- **What the task asks**: Tally the lines in the following entries that include the word "adjusted"; state only the total.

--- start ---

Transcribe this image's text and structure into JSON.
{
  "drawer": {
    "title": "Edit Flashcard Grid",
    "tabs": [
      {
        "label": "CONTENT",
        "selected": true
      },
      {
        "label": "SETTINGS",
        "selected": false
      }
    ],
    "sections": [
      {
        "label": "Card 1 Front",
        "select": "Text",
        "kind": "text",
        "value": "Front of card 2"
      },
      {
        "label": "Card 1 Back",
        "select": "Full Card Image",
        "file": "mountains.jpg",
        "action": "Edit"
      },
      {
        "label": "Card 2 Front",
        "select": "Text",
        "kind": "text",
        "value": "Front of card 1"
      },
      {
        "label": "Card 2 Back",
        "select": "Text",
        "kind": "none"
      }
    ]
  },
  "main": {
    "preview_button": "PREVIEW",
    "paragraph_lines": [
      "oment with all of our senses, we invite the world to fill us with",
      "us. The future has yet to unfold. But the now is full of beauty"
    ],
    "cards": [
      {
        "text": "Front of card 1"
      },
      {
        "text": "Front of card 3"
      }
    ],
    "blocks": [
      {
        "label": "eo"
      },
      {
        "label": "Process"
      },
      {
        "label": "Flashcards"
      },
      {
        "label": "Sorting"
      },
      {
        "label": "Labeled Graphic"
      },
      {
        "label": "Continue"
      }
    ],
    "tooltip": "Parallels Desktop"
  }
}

--- end ---
--- start ---

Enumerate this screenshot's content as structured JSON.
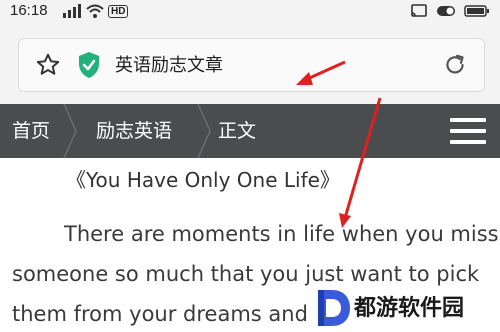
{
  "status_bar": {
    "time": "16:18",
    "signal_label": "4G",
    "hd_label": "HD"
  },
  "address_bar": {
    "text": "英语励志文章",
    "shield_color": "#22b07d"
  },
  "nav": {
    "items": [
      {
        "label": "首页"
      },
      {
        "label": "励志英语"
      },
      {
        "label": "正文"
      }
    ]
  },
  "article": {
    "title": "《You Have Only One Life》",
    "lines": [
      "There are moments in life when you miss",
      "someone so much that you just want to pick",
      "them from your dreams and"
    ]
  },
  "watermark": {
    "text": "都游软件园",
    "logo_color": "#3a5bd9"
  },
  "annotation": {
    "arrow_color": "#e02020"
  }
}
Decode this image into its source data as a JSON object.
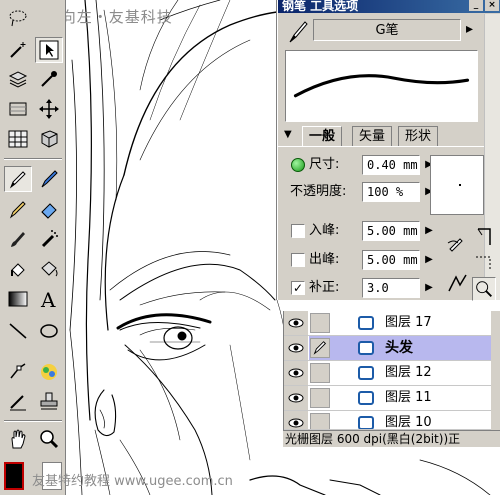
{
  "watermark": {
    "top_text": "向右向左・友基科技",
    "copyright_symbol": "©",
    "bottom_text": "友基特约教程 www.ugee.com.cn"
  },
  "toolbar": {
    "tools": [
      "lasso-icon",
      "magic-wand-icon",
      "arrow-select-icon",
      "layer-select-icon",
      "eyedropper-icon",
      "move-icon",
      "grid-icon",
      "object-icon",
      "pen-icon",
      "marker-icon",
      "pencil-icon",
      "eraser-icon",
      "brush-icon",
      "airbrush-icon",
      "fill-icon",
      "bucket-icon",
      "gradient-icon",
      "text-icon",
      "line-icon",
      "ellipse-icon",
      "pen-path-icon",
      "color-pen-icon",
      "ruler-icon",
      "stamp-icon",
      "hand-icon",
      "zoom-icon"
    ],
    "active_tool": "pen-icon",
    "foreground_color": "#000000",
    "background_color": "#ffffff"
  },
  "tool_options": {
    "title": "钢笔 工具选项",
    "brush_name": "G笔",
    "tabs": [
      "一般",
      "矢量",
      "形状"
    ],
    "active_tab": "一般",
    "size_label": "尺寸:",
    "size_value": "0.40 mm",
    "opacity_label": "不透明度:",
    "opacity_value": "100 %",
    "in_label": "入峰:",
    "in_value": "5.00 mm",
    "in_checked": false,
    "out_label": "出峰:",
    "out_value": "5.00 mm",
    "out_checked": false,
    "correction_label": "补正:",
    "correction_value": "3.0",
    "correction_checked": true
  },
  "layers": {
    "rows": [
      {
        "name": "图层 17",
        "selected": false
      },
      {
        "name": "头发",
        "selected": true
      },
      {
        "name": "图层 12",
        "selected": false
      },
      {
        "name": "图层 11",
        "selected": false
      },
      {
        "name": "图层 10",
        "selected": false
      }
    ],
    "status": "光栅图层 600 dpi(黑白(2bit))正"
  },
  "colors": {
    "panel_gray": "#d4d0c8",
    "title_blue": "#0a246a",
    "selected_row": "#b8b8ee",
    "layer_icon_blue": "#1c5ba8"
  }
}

--- end ---
--- start ---

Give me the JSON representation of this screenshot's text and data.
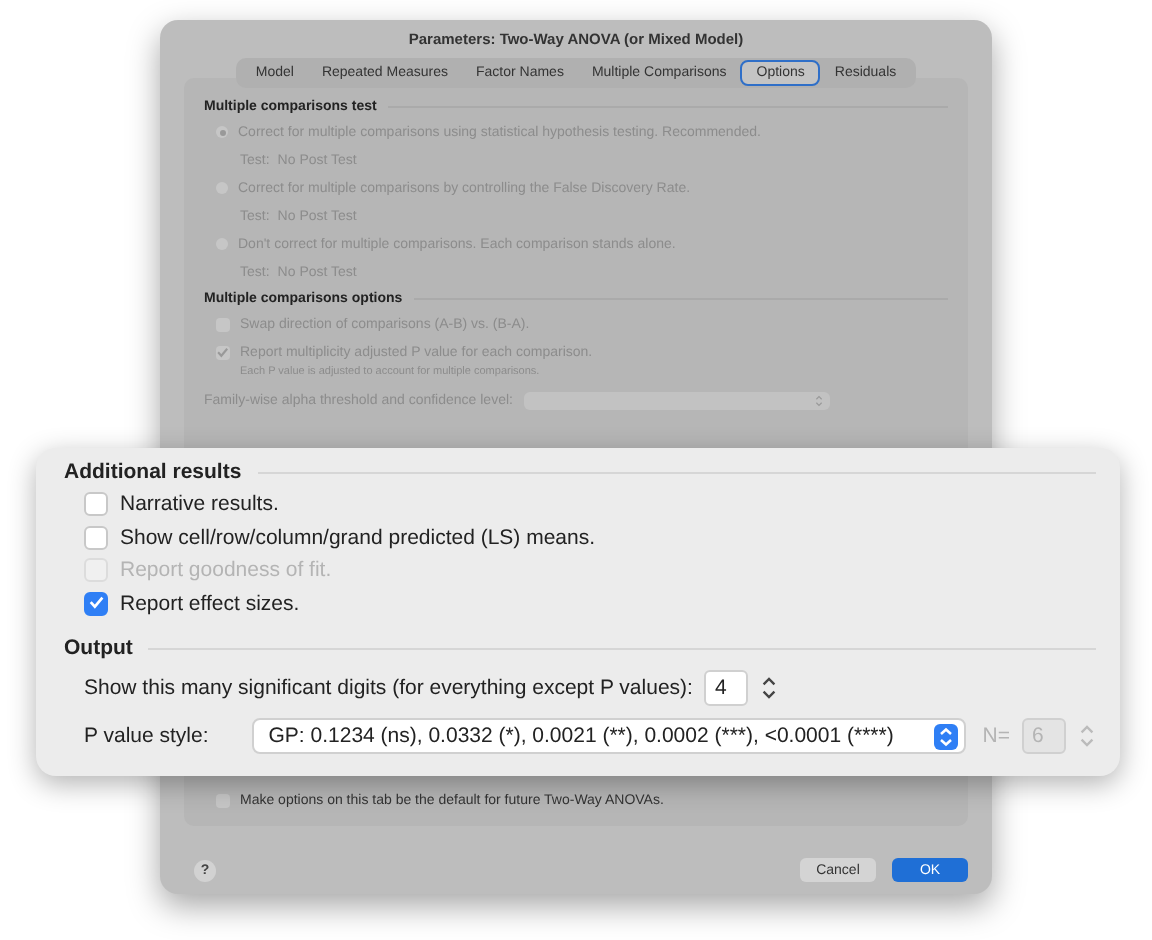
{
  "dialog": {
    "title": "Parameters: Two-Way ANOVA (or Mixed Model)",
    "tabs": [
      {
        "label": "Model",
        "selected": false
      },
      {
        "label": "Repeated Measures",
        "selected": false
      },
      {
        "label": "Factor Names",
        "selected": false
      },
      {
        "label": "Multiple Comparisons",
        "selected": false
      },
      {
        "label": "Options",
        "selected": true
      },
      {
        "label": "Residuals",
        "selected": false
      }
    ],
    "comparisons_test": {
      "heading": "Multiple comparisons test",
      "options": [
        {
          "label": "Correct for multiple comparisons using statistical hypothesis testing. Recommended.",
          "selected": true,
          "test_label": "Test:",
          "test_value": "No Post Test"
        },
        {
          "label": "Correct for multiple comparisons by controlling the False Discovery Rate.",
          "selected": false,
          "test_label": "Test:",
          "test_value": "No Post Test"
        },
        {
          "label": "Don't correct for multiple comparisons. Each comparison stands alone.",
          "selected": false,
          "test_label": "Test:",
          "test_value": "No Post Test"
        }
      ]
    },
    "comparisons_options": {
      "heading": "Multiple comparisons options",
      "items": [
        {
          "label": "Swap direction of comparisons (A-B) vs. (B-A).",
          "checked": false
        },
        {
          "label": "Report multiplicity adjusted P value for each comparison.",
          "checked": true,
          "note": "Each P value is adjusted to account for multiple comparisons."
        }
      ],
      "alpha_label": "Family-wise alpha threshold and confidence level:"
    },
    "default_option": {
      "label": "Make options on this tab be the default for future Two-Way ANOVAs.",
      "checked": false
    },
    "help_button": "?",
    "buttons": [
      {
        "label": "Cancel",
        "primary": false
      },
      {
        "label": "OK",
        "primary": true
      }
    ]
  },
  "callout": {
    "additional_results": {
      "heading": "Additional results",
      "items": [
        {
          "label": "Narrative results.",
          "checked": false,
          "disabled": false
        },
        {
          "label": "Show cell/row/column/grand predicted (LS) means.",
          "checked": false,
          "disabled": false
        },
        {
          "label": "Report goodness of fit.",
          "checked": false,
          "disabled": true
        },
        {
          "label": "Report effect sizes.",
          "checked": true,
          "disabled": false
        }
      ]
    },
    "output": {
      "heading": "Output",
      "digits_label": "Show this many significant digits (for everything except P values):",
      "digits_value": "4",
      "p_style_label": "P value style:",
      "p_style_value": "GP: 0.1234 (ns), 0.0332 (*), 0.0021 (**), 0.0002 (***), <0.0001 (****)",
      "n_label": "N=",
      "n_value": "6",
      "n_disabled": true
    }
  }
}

--- end ---

- **Exercise result**: 2